* Start Data for the task *
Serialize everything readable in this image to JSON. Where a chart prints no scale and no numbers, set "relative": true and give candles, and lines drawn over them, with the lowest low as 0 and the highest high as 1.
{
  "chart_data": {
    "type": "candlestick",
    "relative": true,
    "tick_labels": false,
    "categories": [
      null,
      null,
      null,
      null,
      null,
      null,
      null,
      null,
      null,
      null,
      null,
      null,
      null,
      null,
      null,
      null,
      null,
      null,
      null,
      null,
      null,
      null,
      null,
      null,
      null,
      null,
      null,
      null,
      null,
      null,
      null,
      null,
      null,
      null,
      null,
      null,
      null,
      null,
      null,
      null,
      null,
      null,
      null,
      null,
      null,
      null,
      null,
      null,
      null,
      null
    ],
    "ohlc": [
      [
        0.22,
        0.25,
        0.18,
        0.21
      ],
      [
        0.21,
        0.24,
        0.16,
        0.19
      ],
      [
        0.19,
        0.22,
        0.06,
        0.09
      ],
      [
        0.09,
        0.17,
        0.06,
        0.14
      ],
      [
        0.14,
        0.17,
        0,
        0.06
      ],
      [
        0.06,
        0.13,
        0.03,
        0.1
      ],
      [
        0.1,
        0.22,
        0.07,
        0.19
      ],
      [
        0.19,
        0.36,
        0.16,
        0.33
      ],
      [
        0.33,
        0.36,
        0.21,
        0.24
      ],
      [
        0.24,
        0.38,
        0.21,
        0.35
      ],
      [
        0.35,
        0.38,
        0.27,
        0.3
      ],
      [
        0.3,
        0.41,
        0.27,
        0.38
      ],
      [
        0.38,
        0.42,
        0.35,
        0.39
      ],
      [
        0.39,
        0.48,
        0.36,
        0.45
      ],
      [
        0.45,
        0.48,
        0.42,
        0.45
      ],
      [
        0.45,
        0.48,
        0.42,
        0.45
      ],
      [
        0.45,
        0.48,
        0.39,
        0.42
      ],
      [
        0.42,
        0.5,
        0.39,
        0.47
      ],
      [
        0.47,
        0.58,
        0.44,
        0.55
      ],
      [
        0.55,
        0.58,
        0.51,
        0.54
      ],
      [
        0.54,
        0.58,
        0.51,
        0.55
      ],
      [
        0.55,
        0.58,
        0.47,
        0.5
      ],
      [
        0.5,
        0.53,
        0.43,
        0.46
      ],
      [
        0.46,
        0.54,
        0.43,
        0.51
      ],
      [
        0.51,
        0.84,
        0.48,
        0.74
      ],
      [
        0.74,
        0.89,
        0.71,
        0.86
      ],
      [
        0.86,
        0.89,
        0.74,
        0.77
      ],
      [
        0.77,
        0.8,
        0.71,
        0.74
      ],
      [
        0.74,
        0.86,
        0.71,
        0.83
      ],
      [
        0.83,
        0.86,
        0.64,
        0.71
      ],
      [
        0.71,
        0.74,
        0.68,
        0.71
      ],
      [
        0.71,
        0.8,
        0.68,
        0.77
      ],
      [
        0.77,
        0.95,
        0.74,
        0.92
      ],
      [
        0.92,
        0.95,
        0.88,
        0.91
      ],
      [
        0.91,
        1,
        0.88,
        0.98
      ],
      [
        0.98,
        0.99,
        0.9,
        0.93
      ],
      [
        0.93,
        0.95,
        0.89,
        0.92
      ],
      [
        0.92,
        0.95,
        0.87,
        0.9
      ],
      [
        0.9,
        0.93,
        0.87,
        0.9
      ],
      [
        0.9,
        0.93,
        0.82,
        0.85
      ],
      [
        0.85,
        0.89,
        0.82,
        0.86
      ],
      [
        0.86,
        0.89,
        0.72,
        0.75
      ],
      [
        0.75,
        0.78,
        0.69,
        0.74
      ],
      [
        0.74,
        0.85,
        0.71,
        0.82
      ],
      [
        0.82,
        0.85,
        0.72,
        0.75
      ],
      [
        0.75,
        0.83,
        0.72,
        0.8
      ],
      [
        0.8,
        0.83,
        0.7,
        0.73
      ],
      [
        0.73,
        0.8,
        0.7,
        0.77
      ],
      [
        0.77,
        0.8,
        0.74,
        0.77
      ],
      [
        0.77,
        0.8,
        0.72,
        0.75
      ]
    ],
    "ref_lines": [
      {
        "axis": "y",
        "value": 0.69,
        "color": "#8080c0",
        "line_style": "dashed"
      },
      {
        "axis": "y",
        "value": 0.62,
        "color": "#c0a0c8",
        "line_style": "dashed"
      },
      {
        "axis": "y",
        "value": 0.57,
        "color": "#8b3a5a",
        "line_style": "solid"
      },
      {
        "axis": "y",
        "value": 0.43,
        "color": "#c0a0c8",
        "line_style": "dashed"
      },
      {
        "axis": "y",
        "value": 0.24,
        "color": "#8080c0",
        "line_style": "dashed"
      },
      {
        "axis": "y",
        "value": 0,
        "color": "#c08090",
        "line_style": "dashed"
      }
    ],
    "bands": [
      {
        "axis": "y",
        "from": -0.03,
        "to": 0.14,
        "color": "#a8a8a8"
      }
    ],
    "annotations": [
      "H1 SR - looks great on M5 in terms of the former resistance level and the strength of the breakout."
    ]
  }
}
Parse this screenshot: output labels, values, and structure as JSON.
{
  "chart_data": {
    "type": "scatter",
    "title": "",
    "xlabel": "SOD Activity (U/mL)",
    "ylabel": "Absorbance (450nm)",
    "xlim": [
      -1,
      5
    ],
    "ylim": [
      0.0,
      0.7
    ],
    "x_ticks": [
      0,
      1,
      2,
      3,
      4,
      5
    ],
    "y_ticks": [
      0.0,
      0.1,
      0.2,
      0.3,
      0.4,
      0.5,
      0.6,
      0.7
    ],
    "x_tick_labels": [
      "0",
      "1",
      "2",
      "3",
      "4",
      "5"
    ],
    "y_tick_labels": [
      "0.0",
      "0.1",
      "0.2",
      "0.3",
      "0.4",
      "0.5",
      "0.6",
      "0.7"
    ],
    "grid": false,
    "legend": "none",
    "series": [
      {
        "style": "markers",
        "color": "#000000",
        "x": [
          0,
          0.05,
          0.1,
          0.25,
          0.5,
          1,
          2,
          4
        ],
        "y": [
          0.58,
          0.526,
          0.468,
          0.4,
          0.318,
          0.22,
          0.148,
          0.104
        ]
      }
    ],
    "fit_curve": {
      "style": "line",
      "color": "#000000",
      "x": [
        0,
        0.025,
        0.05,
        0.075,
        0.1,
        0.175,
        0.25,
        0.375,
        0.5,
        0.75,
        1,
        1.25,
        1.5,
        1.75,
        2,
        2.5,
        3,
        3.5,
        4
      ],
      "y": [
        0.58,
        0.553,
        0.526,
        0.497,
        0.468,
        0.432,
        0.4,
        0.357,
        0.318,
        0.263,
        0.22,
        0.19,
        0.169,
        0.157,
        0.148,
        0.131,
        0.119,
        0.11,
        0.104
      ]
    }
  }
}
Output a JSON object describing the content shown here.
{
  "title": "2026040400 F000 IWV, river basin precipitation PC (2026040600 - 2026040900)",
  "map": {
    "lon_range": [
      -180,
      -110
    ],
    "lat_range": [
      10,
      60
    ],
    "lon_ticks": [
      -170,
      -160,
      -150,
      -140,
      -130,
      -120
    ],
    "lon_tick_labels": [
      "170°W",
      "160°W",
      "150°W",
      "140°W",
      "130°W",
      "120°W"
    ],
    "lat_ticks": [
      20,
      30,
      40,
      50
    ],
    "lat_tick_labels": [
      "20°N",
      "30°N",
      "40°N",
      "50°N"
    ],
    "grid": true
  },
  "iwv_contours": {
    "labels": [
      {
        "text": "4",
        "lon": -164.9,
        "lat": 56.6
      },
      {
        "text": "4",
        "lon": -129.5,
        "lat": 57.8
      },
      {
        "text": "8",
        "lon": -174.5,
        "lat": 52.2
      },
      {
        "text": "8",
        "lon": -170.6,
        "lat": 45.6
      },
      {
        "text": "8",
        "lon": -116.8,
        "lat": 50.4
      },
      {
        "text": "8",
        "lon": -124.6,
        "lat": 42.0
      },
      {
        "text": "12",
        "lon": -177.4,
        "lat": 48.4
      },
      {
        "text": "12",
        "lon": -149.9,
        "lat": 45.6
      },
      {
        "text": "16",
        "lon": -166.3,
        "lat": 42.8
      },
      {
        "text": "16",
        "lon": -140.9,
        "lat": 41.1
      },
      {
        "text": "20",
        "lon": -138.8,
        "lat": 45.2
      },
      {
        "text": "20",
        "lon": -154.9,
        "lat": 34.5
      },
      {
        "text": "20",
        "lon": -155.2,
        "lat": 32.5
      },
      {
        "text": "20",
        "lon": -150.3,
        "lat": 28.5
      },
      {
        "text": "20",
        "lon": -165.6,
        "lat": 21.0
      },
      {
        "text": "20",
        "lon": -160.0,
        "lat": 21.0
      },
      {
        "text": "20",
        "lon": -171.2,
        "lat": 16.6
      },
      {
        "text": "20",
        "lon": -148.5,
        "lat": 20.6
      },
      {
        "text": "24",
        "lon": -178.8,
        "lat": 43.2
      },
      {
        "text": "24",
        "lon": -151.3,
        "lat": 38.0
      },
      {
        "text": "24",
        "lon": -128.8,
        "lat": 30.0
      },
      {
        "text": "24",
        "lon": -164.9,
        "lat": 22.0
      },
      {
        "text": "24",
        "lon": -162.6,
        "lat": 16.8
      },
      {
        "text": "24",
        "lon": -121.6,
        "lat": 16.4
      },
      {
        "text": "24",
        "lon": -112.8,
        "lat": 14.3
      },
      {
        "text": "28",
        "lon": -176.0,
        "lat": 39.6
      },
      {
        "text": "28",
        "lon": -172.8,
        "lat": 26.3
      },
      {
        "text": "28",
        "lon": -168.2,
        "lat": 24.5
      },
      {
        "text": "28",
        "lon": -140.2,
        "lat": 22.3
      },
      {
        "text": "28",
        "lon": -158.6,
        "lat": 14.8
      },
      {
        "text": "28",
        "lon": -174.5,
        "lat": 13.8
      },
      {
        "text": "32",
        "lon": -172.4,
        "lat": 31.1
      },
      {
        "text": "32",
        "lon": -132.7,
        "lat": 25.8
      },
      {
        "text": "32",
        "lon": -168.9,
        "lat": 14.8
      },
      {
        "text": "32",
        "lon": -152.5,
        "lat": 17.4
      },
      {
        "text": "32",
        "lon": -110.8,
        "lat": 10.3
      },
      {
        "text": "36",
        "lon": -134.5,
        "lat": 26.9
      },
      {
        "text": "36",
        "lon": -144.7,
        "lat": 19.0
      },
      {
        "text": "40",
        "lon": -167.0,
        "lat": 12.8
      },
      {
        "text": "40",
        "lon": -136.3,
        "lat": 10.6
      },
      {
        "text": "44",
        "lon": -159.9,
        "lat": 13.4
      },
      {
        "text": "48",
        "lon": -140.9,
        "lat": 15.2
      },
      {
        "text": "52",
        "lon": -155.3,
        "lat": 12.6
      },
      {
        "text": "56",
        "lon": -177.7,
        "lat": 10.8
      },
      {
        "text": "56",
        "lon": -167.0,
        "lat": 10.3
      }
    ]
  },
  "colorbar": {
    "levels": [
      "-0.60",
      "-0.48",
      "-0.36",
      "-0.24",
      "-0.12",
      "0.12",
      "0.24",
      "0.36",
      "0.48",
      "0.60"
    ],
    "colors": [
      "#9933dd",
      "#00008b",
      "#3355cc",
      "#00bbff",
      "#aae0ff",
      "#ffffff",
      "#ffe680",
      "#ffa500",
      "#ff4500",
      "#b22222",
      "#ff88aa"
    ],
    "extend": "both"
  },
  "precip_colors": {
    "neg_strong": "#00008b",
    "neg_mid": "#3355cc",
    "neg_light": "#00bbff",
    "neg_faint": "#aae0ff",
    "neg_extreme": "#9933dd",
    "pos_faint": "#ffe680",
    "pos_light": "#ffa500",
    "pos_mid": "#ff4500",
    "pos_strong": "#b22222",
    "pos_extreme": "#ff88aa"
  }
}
* End Data for the task *
__What you need to do__:
Among the lines of the data above, count those holding "JSON" and state only the number.

__Completed exercise__:
3